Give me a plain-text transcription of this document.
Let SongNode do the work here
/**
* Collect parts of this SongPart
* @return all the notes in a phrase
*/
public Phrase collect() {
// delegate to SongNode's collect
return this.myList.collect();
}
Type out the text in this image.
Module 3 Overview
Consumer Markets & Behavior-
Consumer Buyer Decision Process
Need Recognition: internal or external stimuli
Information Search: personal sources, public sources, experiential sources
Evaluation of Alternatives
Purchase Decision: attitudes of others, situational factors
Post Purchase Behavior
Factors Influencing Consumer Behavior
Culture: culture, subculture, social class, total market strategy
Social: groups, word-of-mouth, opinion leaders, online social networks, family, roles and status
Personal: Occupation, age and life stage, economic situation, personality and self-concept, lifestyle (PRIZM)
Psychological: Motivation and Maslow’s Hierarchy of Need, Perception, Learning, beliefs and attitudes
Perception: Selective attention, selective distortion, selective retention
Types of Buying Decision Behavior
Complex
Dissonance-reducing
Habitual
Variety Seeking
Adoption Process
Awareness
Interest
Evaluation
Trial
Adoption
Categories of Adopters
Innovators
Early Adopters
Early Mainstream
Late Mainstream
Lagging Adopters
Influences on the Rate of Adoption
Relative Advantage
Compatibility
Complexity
---*---
WHAT YOU ARE ASKED TO DO:
Reproduce the full listing above, character for character.

ANSWER BELOW:
Give me a plain-text transcription of this document.
Let SongNode do the work here
/**
* Collect parts of this SongPart
* @return all the notes in a phrase
*/
public Phrase collect() {
// delegate to SongNode's collect
return this.myList.collect();
}
Type out the text in this image.
Module 3 Overview
Consumer Markets & Behavior-
Consumer Buyer Decision Process
Need Recognition: internal or external stimuli
Information Search: personal sources, public sources, experiential sources
Evaluation of Alternatives
Purchase Decision: attitudes of others, situational factors
Post Purchase Behavior
Factors Influencing Consumer Behavior
Culture: culture, subculture, social class, total market strategy
Social: groups, word-of-mouth, opinion leaders, online social networks, family, roles and status
Personal: Occupation, age and life stage, economic situation, personality and self-concept, lifestyle (PRIZM)
Psychological: Motivation and Maslow’s Hierarchy of Need, Perception, Learning, beliefs and attitudes
Perception: Selective attention, selective distortion, selective retention
Types of Buying Decision Behavior
Complex
Dissonance-reducing
Habitual
Variety Seeking
Adoption Process
Awareness
Interest
Evaluation
Trial
Adoption
Categories of Adopters
Innovators
Early Adopters
Early Mainstream
Late Mainstream
Lagging Adopters
Influences on the Rate of Adoption
Relative Advantage
Compatibility
Complexity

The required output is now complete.